RECORDS PROVIDED:
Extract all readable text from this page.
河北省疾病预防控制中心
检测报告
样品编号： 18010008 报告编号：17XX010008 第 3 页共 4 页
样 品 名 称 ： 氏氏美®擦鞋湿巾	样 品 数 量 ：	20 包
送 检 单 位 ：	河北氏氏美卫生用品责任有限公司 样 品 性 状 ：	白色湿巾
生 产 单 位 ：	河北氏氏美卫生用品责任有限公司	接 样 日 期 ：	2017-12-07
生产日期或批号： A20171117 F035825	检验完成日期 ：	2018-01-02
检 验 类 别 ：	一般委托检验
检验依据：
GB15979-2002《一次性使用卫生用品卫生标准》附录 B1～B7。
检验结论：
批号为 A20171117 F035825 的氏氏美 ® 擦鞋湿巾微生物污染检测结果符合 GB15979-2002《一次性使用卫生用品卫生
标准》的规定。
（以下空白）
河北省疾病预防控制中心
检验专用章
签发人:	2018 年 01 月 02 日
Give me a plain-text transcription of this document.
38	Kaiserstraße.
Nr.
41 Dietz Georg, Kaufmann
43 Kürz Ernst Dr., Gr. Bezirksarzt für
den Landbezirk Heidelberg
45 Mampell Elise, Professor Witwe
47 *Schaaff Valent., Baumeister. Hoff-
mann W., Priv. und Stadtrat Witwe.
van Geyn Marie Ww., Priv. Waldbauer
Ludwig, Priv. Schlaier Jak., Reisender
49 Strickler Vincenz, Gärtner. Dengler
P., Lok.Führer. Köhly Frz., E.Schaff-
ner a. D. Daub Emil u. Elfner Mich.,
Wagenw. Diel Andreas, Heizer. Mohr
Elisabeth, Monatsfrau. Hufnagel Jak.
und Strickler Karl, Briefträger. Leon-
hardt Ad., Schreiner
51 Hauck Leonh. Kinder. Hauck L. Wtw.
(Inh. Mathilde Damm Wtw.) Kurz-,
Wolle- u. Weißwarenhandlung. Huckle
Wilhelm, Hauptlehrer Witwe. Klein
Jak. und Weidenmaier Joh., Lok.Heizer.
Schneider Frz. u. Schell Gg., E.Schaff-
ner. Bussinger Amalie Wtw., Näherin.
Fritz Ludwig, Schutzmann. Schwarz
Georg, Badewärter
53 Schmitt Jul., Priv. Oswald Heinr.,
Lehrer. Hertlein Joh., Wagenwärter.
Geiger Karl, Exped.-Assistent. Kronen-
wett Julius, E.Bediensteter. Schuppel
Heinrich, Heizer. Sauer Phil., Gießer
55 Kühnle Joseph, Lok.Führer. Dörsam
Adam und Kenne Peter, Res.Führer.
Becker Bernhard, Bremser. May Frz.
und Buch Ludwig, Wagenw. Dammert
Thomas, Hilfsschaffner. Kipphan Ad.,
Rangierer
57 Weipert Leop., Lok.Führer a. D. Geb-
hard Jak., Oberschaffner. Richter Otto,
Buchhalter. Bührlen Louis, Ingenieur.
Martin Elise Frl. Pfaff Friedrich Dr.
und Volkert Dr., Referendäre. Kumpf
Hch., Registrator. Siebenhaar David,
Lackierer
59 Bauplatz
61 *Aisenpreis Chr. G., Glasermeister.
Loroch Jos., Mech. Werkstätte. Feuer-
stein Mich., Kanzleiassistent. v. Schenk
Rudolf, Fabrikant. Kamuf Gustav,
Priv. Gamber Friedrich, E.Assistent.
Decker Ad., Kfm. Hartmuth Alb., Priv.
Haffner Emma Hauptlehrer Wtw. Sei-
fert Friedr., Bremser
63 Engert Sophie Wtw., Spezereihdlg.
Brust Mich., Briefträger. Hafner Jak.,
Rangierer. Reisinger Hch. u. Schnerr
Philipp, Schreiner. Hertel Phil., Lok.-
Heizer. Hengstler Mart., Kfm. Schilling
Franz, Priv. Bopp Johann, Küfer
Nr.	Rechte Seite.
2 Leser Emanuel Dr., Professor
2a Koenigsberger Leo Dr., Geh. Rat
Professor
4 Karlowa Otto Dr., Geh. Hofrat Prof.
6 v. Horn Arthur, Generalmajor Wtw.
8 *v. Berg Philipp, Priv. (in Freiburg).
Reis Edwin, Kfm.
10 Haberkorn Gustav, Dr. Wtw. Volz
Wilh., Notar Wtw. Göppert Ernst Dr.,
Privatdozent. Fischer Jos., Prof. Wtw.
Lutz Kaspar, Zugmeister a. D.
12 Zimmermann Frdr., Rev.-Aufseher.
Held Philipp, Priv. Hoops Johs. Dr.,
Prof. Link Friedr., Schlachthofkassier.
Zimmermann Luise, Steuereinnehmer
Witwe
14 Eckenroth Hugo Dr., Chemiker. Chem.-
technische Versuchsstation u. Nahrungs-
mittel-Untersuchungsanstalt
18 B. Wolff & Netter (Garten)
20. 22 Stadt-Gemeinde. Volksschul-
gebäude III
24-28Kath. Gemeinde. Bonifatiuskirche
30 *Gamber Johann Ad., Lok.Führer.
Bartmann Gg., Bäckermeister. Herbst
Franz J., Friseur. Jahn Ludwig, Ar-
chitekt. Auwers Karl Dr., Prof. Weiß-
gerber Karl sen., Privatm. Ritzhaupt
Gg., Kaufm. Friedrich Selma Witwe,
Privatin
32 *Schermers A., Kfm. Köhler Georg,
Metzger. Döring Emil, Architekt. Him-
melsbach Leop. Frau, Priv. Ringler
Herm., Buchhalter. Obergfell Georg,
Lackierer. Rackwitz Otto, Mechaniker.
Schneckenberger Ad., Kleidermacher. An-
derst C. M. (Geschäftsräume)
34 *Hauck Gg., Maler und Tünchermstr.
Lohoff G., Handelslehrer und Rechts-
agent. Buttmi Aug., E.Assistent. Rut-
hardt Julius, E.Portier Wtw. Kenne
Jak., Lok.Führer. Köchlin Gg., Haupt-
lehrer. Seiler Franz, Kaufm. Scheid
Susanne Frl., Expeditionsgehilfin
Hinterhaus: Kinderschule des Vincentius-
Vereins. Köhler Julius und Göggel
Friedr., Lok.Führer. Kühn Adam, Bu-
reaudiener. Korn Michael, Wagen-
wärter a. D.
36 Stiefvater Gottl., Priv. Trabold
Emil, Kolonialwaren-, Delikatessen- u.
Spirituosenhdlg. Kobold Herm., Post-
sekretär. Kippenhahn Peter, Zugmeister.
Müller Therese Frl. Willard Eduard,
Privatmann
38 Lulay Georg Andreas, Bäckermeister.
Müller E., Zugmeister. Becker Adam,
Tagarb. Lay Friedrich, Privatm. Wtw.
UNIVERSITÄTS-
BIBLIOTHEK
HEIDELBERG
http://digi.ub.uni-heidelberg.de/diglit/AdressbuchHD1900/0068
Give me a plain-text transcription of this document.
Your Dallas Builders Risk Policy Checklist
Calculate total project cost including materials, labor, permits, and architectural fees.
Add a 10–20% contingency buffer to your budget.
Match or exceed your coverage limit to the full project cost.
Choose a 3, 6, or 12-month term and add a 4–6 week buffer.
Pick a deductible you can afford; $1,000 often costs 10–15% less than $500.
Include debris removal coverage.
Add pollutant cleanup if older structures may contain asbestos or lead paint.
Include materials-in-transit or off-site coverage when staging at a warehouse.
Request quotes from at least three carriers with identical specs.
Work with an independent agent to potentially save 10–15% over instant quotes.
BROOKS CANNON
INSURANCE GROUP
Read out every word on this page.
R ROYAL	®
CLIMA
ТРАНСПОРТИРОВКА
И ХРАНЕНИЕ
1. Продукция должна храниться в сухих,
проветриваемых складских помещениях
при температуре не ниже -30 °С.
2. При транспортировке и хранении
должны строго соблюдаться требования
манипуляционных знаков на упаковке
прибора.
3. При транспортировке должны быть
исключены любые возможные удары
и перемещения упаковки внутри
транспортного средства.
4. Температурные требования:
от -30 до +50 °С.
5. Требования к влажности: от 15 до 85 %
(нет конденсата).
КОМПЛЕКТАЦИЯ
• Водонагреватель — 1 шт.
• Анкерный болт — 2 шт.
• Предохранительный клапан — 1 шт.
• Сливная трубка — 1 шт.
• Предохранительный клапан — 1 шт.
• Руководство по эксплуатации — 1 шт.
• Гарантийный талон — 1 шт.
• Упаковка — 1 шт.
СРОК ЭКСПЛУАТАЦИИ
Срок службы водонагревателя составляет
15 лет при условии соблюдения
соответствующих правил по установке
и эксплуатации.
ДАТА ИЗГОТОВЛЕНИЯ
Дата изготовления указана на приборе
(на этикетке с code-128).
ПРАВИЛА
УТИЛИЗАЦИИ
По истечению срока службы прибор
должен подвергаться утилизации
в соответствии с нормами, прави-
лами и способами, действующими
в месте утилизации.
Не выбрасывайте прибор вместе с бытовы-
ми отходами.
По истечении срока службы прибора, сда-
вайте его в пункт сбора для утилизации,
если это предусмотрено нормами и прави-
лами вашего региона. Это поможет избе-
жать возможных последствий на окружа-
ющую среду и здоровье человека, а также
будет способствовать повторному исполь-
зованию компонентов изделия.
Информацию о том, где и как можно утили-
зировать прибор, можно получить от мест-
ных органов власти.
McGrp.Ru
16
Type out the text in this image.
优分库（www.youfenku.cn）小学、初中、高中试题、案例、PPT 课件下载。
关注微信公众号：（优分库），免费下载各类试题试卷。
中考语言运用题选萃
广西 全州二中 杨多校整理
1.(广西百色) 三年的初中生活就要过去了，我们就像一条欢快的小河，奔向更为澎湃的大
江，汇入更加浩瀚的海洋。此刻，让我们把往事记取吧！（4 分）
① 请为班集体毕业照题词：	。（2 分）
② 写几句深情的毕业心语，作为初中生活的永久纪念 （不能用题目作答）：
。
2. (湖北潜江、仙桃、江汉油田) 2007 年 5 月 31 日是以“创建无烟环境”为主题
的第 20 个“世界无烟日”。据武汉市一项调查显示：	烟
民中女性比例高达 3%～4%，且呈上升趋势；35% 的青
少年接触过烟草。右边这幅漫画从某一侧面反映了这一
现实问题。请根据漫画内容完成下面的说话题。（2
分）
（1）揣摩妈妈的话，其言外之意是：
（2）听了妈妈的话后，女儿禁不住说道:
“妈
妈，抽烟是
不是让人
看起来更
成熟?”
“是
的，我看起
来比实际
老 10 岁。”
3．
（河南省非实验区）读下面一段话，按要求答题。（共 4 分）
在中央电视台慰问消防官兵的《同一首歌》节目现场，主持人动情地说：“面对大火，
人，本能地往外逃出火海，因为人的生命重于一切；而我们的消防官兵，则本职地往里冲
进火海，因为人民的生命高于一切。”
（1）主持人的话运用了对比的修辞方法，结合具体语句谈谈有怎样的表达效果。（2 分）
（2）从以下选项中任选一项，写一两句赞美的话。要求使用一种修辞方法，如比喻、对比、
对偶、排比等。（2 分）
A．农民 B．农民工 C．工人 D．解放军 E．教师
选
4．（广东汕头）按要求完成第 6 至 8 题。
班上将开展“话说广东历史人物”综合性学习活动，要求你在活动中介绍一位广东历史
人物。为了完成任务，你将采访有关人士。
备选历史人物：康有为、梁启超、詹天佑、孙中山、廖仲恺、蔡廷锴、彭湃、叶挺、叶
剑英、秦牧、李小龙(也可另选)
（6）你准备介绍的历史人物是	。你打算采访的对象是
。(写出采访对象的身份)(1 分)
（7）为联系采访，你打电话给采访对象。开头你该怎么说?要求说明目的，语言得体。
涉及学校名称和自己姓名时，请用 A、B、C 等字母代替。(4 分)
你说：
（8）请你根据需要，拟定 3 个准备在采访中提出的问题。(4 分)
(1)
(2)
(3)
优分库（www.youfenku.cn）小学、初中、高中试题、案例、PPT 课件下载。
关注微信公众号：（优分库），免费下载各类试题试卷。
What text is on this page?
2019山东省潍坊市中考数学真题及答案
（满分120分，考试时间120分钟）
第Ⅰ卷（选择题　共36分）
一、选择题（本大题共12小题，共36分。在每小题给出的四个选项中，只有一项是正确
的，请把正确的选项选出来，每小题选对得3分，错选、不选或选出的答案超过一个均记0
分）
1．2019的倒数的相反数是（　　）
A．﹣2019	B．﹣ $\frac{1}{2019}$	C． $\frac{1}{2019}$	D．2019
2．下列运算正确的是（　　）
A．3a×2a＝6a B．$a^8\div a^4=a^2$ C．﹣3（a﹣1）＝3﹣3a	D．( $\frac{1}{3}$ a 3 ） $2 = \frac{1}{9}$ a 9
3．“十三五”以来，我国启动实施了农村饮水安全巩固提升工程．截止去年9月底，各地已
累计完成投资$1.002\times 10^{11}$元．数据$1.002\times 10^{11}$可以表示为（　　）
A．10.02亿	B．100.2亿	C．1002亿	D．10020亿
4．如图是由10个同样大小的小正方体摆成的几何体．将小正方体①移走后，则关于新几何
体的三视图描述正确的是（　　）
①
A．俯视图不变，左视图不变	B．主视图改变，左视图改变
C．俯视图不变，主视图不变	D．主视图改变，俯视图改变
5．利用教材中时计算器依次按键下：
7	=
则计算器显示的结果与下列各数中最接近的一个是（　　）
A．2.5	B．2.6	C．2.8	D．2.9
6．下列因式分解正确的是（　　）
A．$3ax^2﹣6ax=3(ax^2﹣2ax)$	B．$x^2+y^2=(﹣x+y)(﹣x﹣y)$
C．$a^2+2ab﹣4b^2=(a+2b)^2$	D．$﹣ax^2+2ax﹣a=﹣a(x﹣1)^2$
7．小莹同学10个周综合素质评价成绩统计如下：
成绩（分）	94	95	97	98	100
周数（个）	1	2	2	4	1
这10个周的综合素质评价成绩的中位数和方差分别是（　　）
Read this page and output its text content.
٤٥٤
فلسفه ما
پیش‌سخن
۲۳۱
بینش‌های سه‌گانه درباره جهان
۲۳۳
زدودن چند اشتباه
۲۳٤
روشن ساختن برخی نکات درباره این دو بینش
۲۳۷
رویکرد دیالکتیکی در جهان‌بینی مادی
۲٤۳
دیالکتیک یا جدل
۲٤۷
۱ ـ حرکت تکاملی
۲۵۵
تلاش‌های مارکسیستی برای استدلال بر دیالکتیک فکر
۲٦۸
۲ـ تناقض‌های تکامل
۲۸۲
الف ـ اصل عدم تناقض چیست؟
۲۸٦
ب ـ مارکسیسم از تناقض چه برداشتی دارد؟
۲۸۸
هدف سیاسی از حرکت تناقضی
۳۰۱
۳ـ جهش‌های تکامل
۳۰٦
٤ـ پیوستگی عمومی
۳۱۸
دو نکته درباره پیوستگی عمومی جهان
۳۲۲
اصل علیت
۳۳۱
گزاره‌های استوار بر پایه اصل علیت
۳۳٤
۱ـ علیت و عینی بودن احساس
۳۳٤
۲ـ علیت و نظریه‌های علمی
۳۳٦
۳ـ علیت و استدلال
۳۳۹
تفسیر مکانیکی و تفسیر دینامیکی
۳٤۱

EXERCISE AIM: Every line of the records that includes the word "должны" should be gathered.

SOLUTION BELOW:
должны строго соблюдаться требования
3. При транспортировке должны быть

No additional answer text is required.